**DIRECTIVE:** The listing below should be written out exactly; please include all of it.

(Extracted data entries)
****************
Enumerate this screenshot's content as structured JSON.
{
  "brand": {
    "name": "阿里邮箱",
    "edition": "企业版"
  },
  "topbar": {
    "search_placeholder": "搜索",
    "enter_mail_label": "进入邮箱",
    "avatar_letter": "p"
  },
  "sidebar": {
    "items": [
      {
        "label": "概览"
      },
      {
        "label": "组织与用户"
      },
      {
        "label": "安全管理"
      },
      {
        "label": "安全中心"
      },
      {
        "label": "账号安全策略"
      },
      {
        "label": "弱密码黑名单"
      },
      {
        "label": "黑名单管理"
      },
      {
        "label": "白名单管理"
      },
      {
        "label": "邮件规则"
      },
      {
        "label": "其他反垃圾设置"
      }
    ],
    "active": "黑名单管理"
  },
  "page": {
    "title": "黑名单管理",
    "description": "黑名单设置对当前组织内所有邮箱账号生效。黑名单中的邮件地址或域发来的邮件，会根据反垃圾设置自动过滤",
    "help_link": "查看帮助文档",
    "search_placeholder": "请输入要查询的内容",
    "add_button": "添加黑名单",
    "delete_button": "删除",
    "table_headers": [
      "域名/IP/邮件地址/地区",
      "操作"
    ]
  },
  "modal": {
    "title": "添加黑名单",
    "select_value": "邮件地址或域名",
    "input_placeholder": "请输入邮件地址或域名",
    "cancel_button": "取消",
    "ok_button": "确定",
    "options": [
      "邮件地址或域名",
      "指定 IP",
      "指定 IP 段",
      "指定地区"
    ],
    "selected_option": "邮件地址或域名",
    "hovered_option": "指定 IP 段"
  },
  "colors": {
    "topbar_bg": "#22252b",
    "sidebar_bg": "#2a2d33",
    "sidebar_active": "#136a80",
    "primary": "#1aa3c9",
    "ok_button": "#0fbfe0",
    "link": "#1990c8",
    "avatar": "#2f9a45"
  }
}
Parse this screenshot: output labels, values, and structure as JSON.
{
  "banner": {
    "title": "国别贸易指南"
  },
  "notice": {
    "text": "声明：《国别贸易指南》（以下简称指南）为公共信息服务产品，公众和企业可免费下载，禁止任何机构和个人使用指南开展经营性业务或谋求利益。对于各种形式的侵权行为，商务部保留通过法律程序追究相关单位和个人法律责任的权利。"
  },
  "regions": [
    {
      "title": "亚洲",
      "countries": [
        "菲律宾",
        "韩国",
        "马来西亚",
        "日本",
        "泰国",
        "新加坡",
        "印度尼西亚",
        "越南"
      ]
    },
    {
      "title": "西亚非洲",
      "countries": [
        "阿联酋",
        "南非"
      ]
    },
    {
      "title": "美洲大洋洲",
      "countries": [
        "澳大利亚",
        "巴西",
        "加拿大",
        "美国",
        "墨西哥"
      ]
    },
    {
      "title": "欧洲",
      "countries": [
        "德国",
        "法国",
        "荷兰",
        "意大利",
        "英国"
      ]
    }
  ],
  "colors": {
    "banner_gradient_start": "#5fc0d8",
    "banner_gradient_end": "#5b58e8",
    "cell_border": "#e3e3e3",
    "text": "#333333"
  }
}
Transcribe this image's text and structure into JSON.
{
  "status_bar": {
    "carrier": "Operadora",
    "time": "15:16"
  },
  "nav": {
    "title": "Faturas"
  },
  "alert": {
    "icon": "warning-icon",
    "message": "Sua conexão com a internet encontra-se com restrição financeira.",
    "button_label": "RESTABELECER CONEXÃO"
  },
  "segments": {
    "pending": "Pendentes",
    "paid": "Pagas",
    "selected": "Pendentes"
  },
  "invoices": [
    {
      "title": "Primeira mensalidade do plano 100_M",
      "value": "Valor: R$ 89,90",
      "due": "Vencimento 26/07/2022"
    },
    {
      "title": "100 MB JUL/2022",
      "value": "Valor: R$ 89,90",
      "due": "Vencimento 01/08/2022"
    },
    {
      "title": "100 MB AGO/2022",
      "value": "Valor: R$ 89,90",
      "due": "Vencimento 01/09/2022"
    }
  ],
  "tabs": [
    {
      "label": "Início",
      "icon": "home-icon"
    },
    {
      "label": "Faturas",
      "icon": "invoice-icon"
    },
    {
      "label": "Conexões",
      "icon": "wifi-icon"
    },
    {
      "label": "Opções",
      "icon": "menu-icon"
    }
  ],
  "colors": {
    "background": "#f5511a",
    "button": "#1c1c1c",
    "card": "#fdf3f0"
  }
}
****************
**ANSWER IN FULL:**
Enumerate this screenshot's content as structured JSON.
{
  "brand": {
    "name": "阿里邮箱",
    "edition": "企业版"
  },
  "topbar": {
    "search_placeholder": "搜索",
    "enter_mail_label": "进入邮箱",
    "avatar_letter": "p"
  },
  "sidebar": {
    "items": [
      {
        "label": "概览"
      },
      {
        "label": "组织与用户"
      },
      {
        "label": "安全管理"
      },
      {
        "label": "安全中心"
      },
      {
        "label": "账号安全策略"
      },
      {
        "label": "弱密码黑名单"
      },
      {
        "label": "黑名单管理"
      },
      {
        "label": "白名单管理"
      },
      {
        "label": "邮件规则"
      },
      {
        "label": "其他反垃圾设置"
      }
    ],
    "active": "黑名单管理"
  },
  "page": {
    "title": "黑名单管理",
    "description": "黑名单设置对当前组织内所有邮箱账号生效。黑名单中的邮件地址或域发来的邮件，会根据反垃圾设置自动过滤",
    "help_link": "查看帮助文档",
    "search_placeholder": "请输入要查询的内容",
    "add_button": "添加黑名单",
    "delete_button": "删除",
    "table_headers": [
      "域名/IP/邮件地址/地区",
      "操作"
    ]
  },
  "modal": {
    "title": "添加黑名单",
    "select_value": "邮件地址或域名",
    "input_placeholder": "请输入邮件地址或域名",
    "cancel_button": "取消",
    "ok_button": "确定",
    "options": [
      "邮件地址或域名",
      "指定 IP",
      "指定 IP 段",
      "指定地区"
    ],
    "selected_option": "邮件地址或域名",
    "hovered_option": "指定 IP 段"
  },
  "colors": {
    "topbar_bg": "#22252b",
    "sidebar_bg": "#2a2d33",
    "sidebar_active": "#136a80",
    "primary": "#1aa3c9",
    "ok_button": "#0fbfe0",
    "link": "#1990c8",
    "avatar": "#2f9a45"
  }
}
Parse this screenshot: output labels, values, and structure as JSON.
{
  "banner": {
    "title": "国别贸易指南"
  },
  "notice": {
    "text": "声明：《国别贸易指南》（以下简称指南）为公共信息服务产品，公众和企业可免费下载，禁止任何机构和个人使用指南开展经营性业务或谋求利益。对于各种形式的侵权行为，商务部保留通过法律程序追究相关单位和个人法律责任的权利。"
  },
  "regions": [
    {
      "title": "亚洲",
      "countries": [
        "菲律宾",
        "韩国",
        "马来西亚",
        "日本",
        "泰国",
        "新加坡",
        "印度尼西亚",
        "越南"
      ]
    },
    {
      "title": "西亚非洲",
      "countries": [
        "阿联酋",
        "南非"
      ]
    },
    {
      "title": "美洲大洋洲",
      "countries": [
        "澳大利亚",
        "巴西",
        "加拿大",
        "美国",
        "墨西哥"
      ]
    },
    {
      "title": "欧洲",
      "countries": [
        "德国",
        "法国",
        "荷兰",
        "意大利",
        "英国"
      ]
    }
  ],
  "colors": {
    "banner_gradient_start": "#5fc0d8",
    "banner_gradient_end": "#5b58e8",
    "cell_border": "#e3e3e3",
    "text": "#333333"
  }
}
Transcribe this image's text and structure into JSON.
{
  "status_bar": {
    "carrier": "Operadora",
    "time": "15:16"
  },
  "nav": {
    "title": "Faturas"
  },
  "alert": {
    "icon": "warning-icon",
    "message": "Sua conexão com a internet encontra-se com restrição financeira.",
    "button_label": "RESTABELECER CONEXÃO"
  },
  "segments": {
    "pending": "Pendentes",
    "paid": "Pagas",
    "selected": "Pendentes"
  },
  "invoices": [
    {
      "title": "Primeira mensalidade do plano 100_M",
      "value": "Valor: R$ 89,90",
      "due": "Vencimento 26/07/2022"
    },
    {
      "title": "100 MB JUL/2022",
      "value": "Valor: R$ 89,90",
      "due": "Vencimento 01/08/2022"
    },
    {
      "title": "100 MB AGO/2022",
      "value": "Valor: R$ 89,90",
      "due": "Vencimento 01/09/2022"
    }
  ],
  "tabs": [
    {
      "label": "Início",
      "icon": "home-icon"
    },
    {
      "label": "Faturas",
      "icon": "invoice-icon"
    },
    {
      "label": "Conexões",
      "icon": "wifi-icon"
    },
    {
      "label": "Opções",
      "icon": "menu-icon"
    }
  ],
  "colors": {
    "background": "#f5511a",
    "button": "#1c1c1c",
    "card": "#fdf3f0"
  }
}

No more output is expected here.